■ STATED PROBLEM
Where does the string "other" appear in the records? Copy every line that contains it.

**** GIVEN RECORDS

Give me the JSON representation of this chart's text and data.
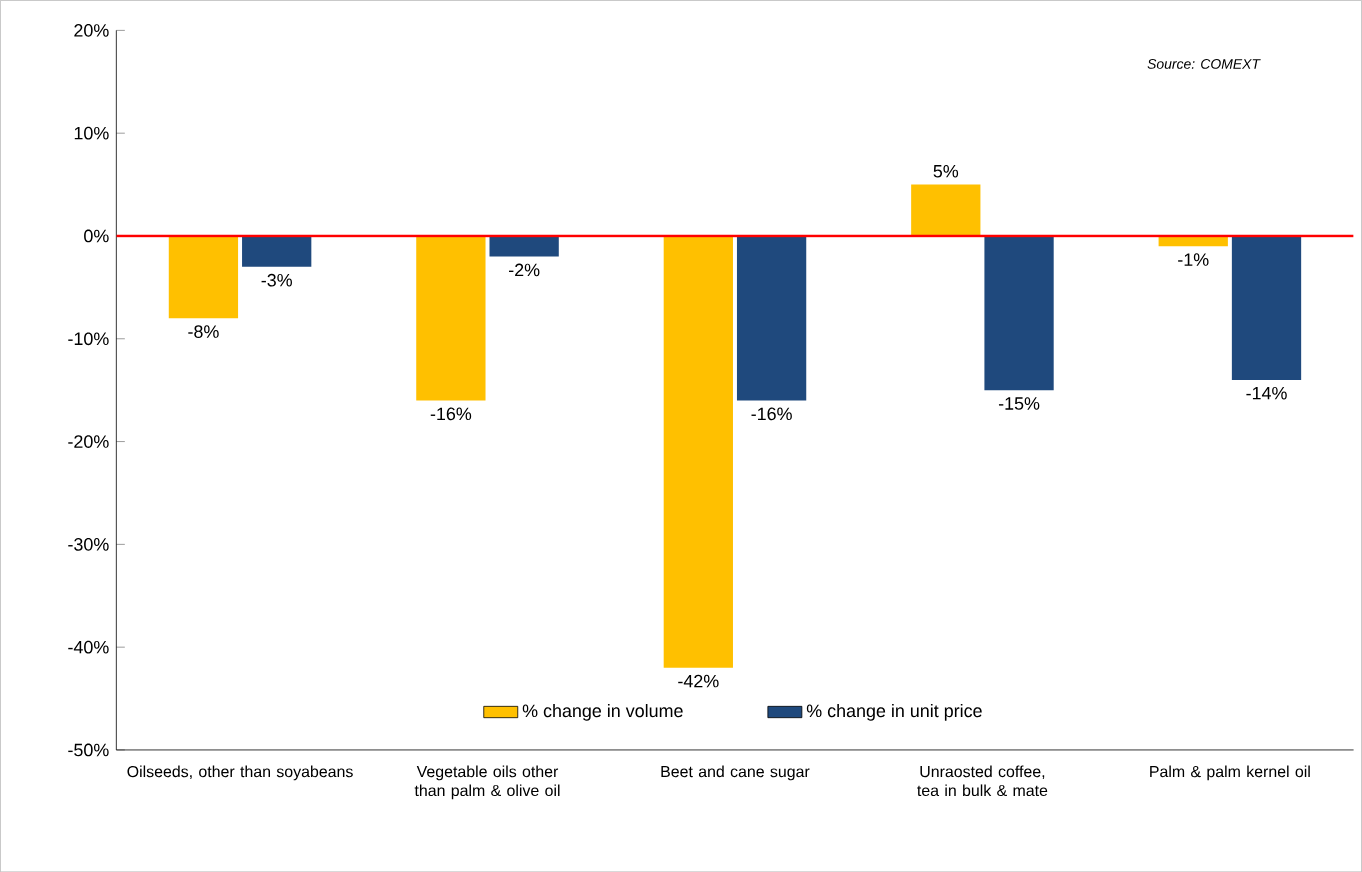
{
  "chart_data": {
    "type": "bar",
    "categories": [
      "Oilseeds, other than soyabeans",
      "Vegetable oils other than palm & olive oil",
      "Beet and cane sugar",
      "Unraosted coffee, tea in bulk & mate",
      "Palm & palm kernel oil"
    ],
    "series": [
      {
        "name": "% change in volume",
        "color": "#ffc000",
        "values": [
          -8,
          -16,
          -42,
          5,
          -1
        ],
        "value_labels": [
          "-8%",
          "-16%",
          "-42%",
          "5%",
          "-1%"
        ]
      },
      {
        "name": "% change in unit price",
        "color": "#1f497d",
        "values": [
          -3,
          -2,
          -16,
          -15,
          -14
        ],
        "value_labels": [
          "-3%",
          "-2%",
          "-16%",
          "-15%",
          "-14%"
        ]
      }
    ],
    "ylim": [
      -50,
      20
    ],
    "yticks": [
      {
        "value": -50,
        "label": "-50%"
      },
      {
        "value": -40,
        "label": "-40%"
      },
      {
        "value": -30,
        "label": "-30%"
      },
      {
        "value": -20,
        "label": "-20%"
      },
      {
        "value": -10,
        "label": "-10%"
      },
      {
        "value": 0,
        "label": "0%"
      },
      {
        "value": 10,
        "label": "10%"
      },
      {
        "value": 20,
        "label": "20%"
      }
    ],
    "ref_lines": [
      {
        "axis": "y",
        "value": 0,
        "color": "#ff0000"
      }
    ],
    "annotations": [
      "Source: COMEXT"
    ],
    "legend": "bottom",
    "grid": false
  }
}
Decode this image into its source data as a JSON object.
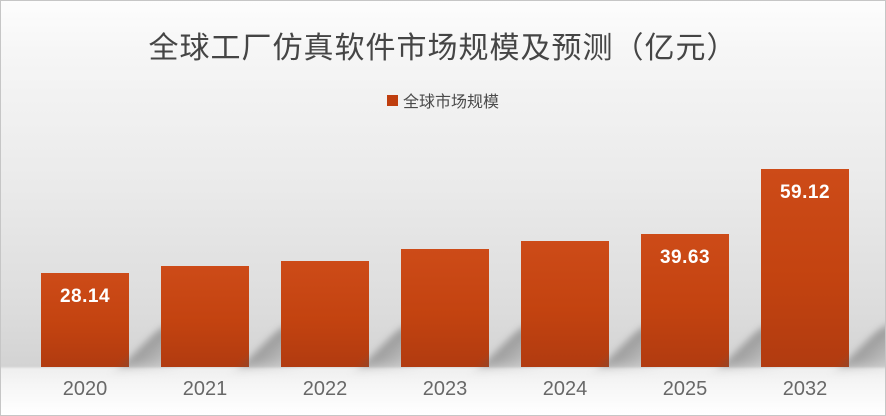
{
  "title": "全球工厂仿真软件市场规模及预测（亿元）",
  "legend": {
    "label": "全球市场规模",
    "swatch_color": "#bf3e0e"
  },
  "chart_data": {
    "type": "bar",
    "title": "全球工厂仿真软件市场规模及预测（亿元）",
    "legend_entries": [
      "全球市场规模"
    ],
    "legend_position": "top-center",
    "categories": [
      "2020",
      "2021",
      "2022",
      "2023",
      "2024",
      "2025",
      "2032"
    ],
    "series": [
      {
        "name": "全球市场规模",
        "values": [
          28.14,
          30.3,
          31.7,
          35.3,
          37.5,
          39.63,
          59.12
        ],
        "data_labels": [
          "28.14",
          "",
          "",
          "",
          "",
          "39.63",
          "59.12"
        ]
      }
    ],
    "ylim": [
      0,
      62
    ],
    "grid": false,
    "axes_visible": false,
    "bar_color_top": "#cd4b18",
    "bar_color_bottom": "#b13b10",
    "data_label_color": "#ffffff",
    "xtick_color": "#686868",
    "title_color": "#454545"
  }
}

********

■ COMPLETE OUTPUT
      "Oilseeds, other than soyabeans",
      "Vegetable oils other than palm & olive oil",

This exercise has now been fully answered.